▸ **YOUR TASK**:
Pull every line holding the string "与上周持平" from the records below.
○ ○ ○ ○ ○
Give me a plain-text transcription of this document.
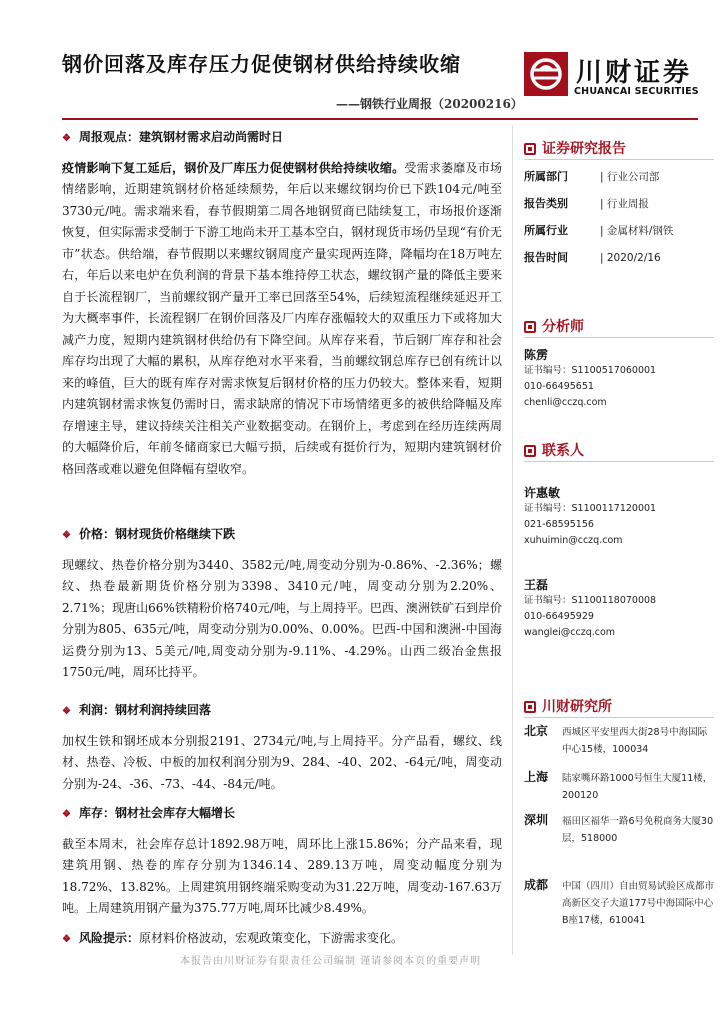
钢价回落及库存压力促使钢材供给持续收缩
——钢铁行业周报（20200216）
川财证券
CHUANCAI SECURITIES
❖ 周报观点：建筑钢材需求启动尚需时日
疫情影响下复工延后，钢价及厂库压力促使钢材供给持续收缩。受需求萎靡及市场情绪影响，近期建筑钢材价格延续颓势，年后以来螺纹钢均价已下跌104元/吨至3730元/吨。需求端来看，春节假期第二周各地钢贸商已陆续复工，市场报价逐渐恢复，但实际需求受制于下游工地尚未开工基本空白，钢材现货市场仍呈现“有价无市”状态。供给端，春节假期以来螺纹钢周度产量实现两连降，降幅均在18万吨左右，年后以来电炉在负利润的背景下基本维持停工状态，螺纹钢产量的降低主要来自于长流程钢厂，当前螺纹钢产量开工率已回落至54%，后续短流程继续延迟开工为大概率事件，长流程钢厂在钢价回落及厂内库存涨幅较大的双重压力下或将加大减产力度，短期内建筑钢材供给仍有下降空间。从库存来看，节后钢厂库存和社会库存均出现了大幅的累积，从库存绝对水平来看，当前螺纹钢总库存已创有统计以来的峰值，巨大的既有库存对需求恢复后钢材价格的压力仍较大。整体来看，短期内建筑钢材需求恢复仍需时日，需求缺席的情况下市场情绪更多的被供给降幅及库存增速主导，建议持续关注相关产业数据变动。在钢价上，考虑到在经历连续两周的大幅降价后，年前冬储商家已大幅亏损，后续或有挺价行为，短期内建筑钢材价格回落或难以避免但降幅有望收窄。
❖ 价格：钢材现货价格继续下跌
现螺纹、热卷价格分别为3440、3582元/吨,周变动分别为-0.86%、-2.36%；螺纹、热卷最新期货价格分别为3398、3410元/吨，周变动分别为2.20%、2.71%；现唐山66%铁精粉价格740元/吨，与上周持平。巴西、澳洲铁矿石到岸价分别为805、635元/吨，周变动分别为0.00%、0.00%。巴西-中国和澳洲-中国海运费分别为13、5美元/吨,周变动分别为-9.11%、-4.29%。山西二级冶金焦报1750元/吨，周环比持平。
❖ 利润：钢材利润持续回落
加权生铁和钢坯成本分别报2191、2734元/吨,与上周持平。分产品看，螺纹、线材、热卷、冷板、中板的加权利润分别为9、284、-40、202、-64元/吨，周变动分别为-24、-36、-73、-44、-84元/吨。
❖ 库存：钢材社会库存大幅增长
截至本周末，社会库存总计1892.98万吨，周环比上涨15.86%；分产品来看，现建筑用钢、热卷的库存分别为1346.14、289.13万吨，周变动幅度分别为18.72%、13.82%。上周建筑用钢终端采购变动为31.22万吨，周变动-167.63万吨。上周建筑用钢产量为375.77万吨,周环比减少8.49%。
❖ 风险提示：原材料价格波动，宏观政策变化，下游需求变化。
证券研究报告
所属部门	| 行业公司部
报告类别	| 行业周报
所属行业	| 金属材料/钢铁
报告时间	| 2020/2/16
分析师
陈雳
证书编号：S1100517060001
010-66495651
chenli@cczq.com
联系人
许惠敏
证书编号：S1100117120001
021-68595156
xuhuimin@cczq.com
王磊
证书编号：S1100118070008
010-66495929
wanglei@cczq.com
川财研究所
北京 西城区平安里西大街28号中海国际中心15楼，100034
上海 陆家嘴环路1000号恒生大厦11楼，200120
深圳 福田区福华一路6号免税商务大厦30层，518000
成都 中国（四川）自由贸易试验区成都市高新区交子大道177号中海国际中心B座17楼，610041
本报告由川财证券有限责任公司编制 谨请参阅本页的重要声明
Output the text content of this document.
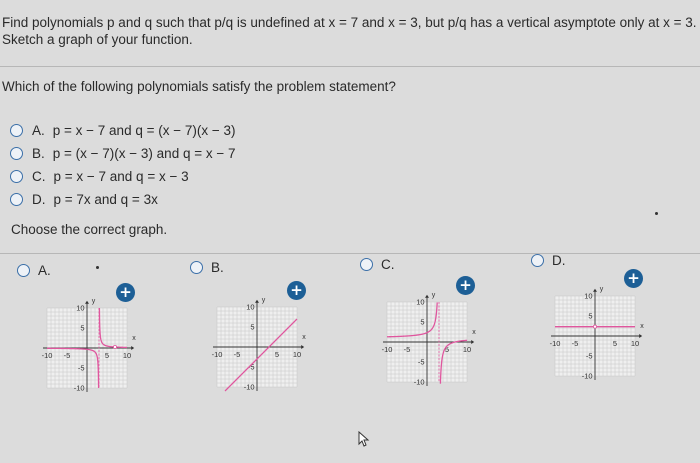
Find polynomials p and q such that p/q is undefined at x = 7 and x = 3, but p/q has a vertical asymptote only at x = 3.
Sketch a graph of your function.

Which of the following polynomials satisfy the problem statement?

A. p = x − 7 and q = (x − 7)(x − 3)
B. p = (x − 7)(x − 3) and q = x − 7
C. p = x − 7 and q = x − 3
D. p = 7x and q = 3x

Choose the correct graph.

A.	B.	C.	D.
+	+	+	+
x
y
-10 -5	5 10
10
5
-5
-10
x
y
-10 -5	5 10
10
5
-5
-10
x
y
-10 -5	5 10
10
5
-5
-10
x
y
-10 -5	5 10
10
5
-5
-10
○ ○ ○ ○ ○
▸ **RESPONSE BELOW**:
现螺纹、热卷价格分别为3440、3582元/吨,周变动分别为-0.86%、-2.36%；螺纹、热卷最新期货价格分别为3398、3410元/吨，周变动分别为2.20%、2.71%；现唐山66%铁精粉价格740元/吨，与上周持平。巴西、澳洲铁矿石到岸价分别为805、635元/吨，周变动分别为0.00%、0.00%。巴西-中国和澳洲-中国海运费分别为13、5美元/吨,周变动分别为-9.11%、-4.29%。山西二级冶金焦报1750元/吨，周环比持平。
加权生铁和钢坯成本分别报2191、2734元/吨,与上周持平。分产品看，螺纹、线材、热卷、冷板、中板的加权利润分别为9、284、-40、202、-64元/吨，周变动分别为-24、-36、-73、-44、-84元/吨。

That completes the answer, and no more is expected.